> _Exercise instructions_:
Below are entries to be transcribed exactly; exclude the pictures from the copy.

----- Information supplied

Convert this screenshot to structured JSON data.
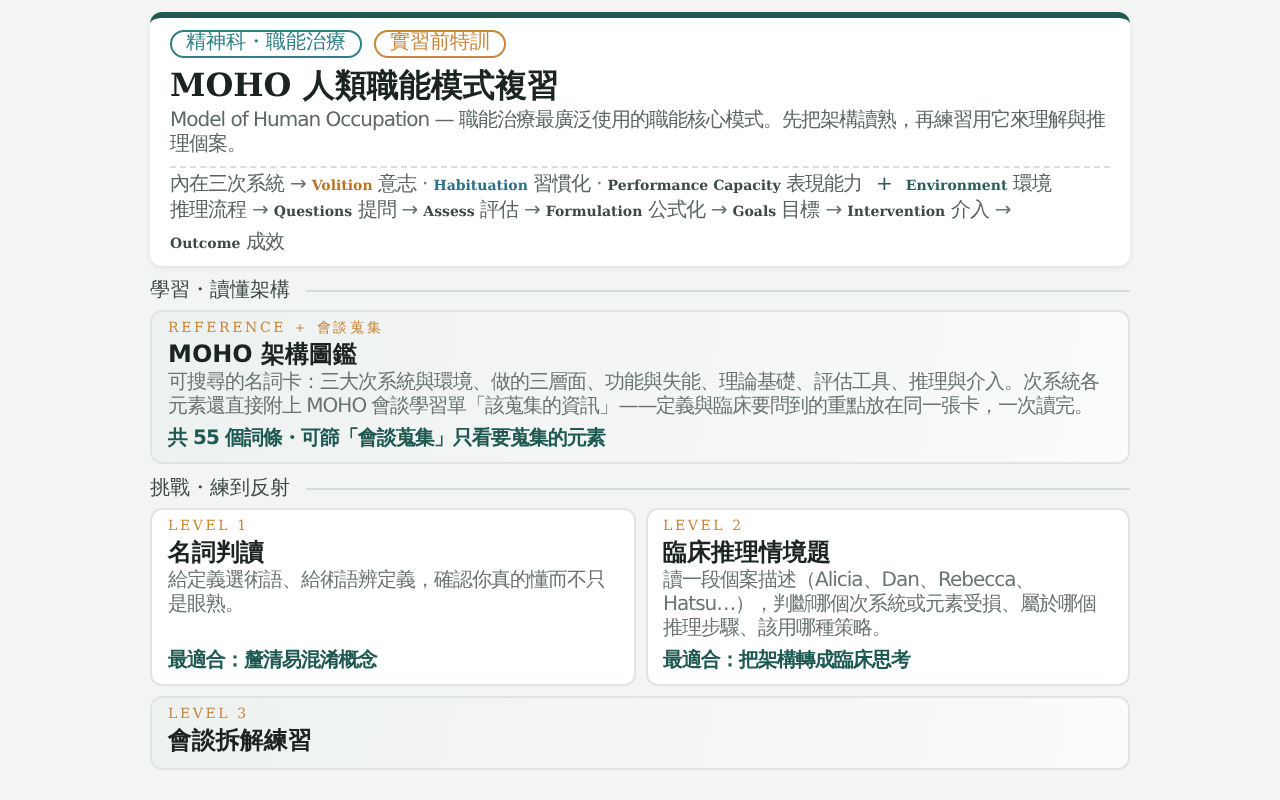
{
  "header": {
    "tags": [
      {
        "label": "精神科・職能治療",
        "color": "#2f7f86"
      },
      {
        "label": "實習前特訓",
        "color": "#c9853a"
      }
    ],
    "title": "MOHO 人類職能模式複習",
    "subtitle": "Model of Human Occupation — 職能治療最廣泛使用的職能核心模式。先把架構讀熟，再練習用它來理解與推理個案。",
    "flows": [
      {
        "label": "內在三次系統",
        "items": [
          {
            "sep": "→",
            "term": "Volition",
            "zh": "意志",
            "color": "#b8752b"
          },
          {
            "sep": "·",
            "term": "Habituation",
            "zh": "習慣化",
            "color": "#2f6f86"
          },
          {
            "sep": "·",
            "term": "Performance Capacity",
            "zh": "表現能力",
            "color": "#3c4a44"
          },
          {
            "sep": "+",
            "term": "Environment",
            "zh": "環境",
            "color": "#2c5d5a"
          }
        ]
      },
      {
        "label": "推理流程",
        "items": [
          {
            "sep": "→",
            "term": "Questions",
            "zh": "提問",
            "color": "#3c4a44"
          },
          {
            "sep": "→",
            "term": "Assess",
            "zh": "評估",
            "color": "#3c4a44"
          },
          {
            "sep": "→",
            "term": "Formulation",
            "zh": "公式化",
            "color": "#3c4a44"
          },
          {
            "sep": "→",
            "term": "Goals",
            "zh": "目標",
            "color": "#3c4a44"
          },
          {
            "sep": "→",
            "term": "Intervention",
            "zh": "介入",
            "color": "#3c4a44"
          },
          {
            "sep": "→",
            "term": "Outcome",
            "zh": "成效",
            "color": "#3c4a44"
          }
        ]
      }
    ]
  },
  "sections": [
    {
      "heading": "學習・讀懂架構",
      "cards": [
        {
          "kind": "wide",
          "eyebrow": "REFERENCE ＋ 會談蒐集",
          "title": "MOHO 架構圖鑑",
          "desc": "可搜尋的名詞卡：三大次系統與環境、做的三層面、功能與失能、理論基礎、評估工具、推理與介入。次系統各元素還直接附上 MOHO 會談學習單「該蒐集的資訊」——定義與臨床要問到的重點放在同一張卡，一次讀完。",
          "footer": "共 55 個詞條・可篩「會談蒐集」只看要蒐集的元素"
        }
      ]
    },
    {
      "heading": "挑戰・練到反射",
      "cards": [
        {
          "kind": "half",
          "eyebrow": "LEVEL 1",
          "title": "名詞判讀",
          "desc": "給定義選術語、給術語辨定義，確認你真的懂而不只是眼熟。",
          "footer": "最適合：釐清易混淆概念"
        },
        {
          "kind": "half",
          "eyebrow": "LEVEL 2",
          "title": "臨床推理情境題",
          "desc": "讀一段個案描述（Alicia、Dan、Rebecca、Hatsu…），判斷哪個次系統或元素受損、屬於哪個推理步驟、該用哪種策略。",
          "footer": "最適合：把架構轉成臨床思考"
        },
        {
          "kind": "wide",
          "eyebrow": "LEVEL 3",
          "title": "會談拆解練習"
        }
      ]
    }
  ]
}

----------

> _Full answer_:
Convert this screenshot to structured JSON data.
{
  "header": {
    "tags": [
      {
        "label": "精神科・職能治療",
        "color": "#2f7f86"
      },
      {
        "label": "實習前特訓",
        "color": "#c9853a"
      }
    ],
    "title": "MOHO 人類職能模式複習",
    "subtitle": "Model of Human Occupation — 職能治療最廣泛使用的職能核心模式。先把架構讀熟，再練習用它來理解與推理個案。",
    "flows": [
      {
        "label": "內在三次系統",
        "items": [
          {
            "sep": "→",
            "term": "Volition",
            "zh": "意志",
            "color": "#b8752b"
          },
          {
            "sep": "·",
            "term": "Habituation",
            "zh": "習慣化",
            "color": "#2f6f86"
          },
          {
            "sep": "·",
            "term": "Performance Capacity",
            "zh": "表現能力",
            "color": "#3c4a44"
          },
          {
            "sep": "+",
            "term": "Environment",
            "zh": "環境",
            "color": "#2c5d5a"
          }
        ]
      },
      {
        "label": "推理流程",
        "items": [
          {
            "sep": "→",
            "term": "Questions",
            "zh": "提問",
            "color": "#3c4a44"
          },
          {
            "sep": "→",
            "term": "Assess",
            "zh": "評估",
            "color": "#3c4a44"
          },
          {
            "sep": "→",
            "term": "Formulation",
            "zh": "公式化",
            "color": "#3c4a44"
          },
          {
            "sep": "→",
            "term": "Goals",
            "zh": "目標",
            "color": "#3c4a44"
          },
          {
            "sep": "→",
            "term": "Intervention",
            "zh": "介入",
            "color": "#3c4a44"
          },
          {
            "sep": "→",
            "term": "Outcome",
            "zh": "成效",
            "color": "#3c4a44"
          }
        ]
      }
    ]
  },
  "sections": [
    {
      "heading": "學習・讀懂架構",
      "cards": [
        {
          "kind": "wide",
          "eyebrow": "REFERENCE ＋ 會談蒐集",
          "title": "MOHO 架構圖鑑",
          "desc": "可搜尋的名詞卡：三大次系統與環境、做的三層面、功能與失能、理論基礎、評估工具、推理與介入。次系統各元素還直接附上 MOHO 會談學習單「該蒐集的資訊」——定義與臨床要問到的重點放在同一張卡，一次讀完。",
          "footer": "共 55 個詞條・可篩「會談蒐集」只看要蒐集的元素"
        }
      ]
    },
    {
      "heading": "挑戰・練到反射",
      "cards": [
        {
          "kind": "half",
          "eyebrow": "LEVEL 1",
          "title": "名詞判讀",
          "desc": "給定義選術語、給術語辨定義，確認你真的懂而不只是眼熟。",
          "footer": "最適合：釐清易混淆概念"
        },
        {
          "kind": "half",
          "eyebrow": "LEVEL 2",
          "title": "臨床推理情境題",
          "desc": "讀一段個案描述（Alicia、Dan、Rebecca、Hatsu…），判斷哪個次系統或元素受損、屬於哪個推理步驟、該用哪種策略。",
          "footer": "最適合：把架構轉成臨床思考"
        },
        {
          "kind": "wide",
          "eyebrow": "LEVEL 3",
          "title": "會談拆解練習"
        }
      ]
    }
  ]
}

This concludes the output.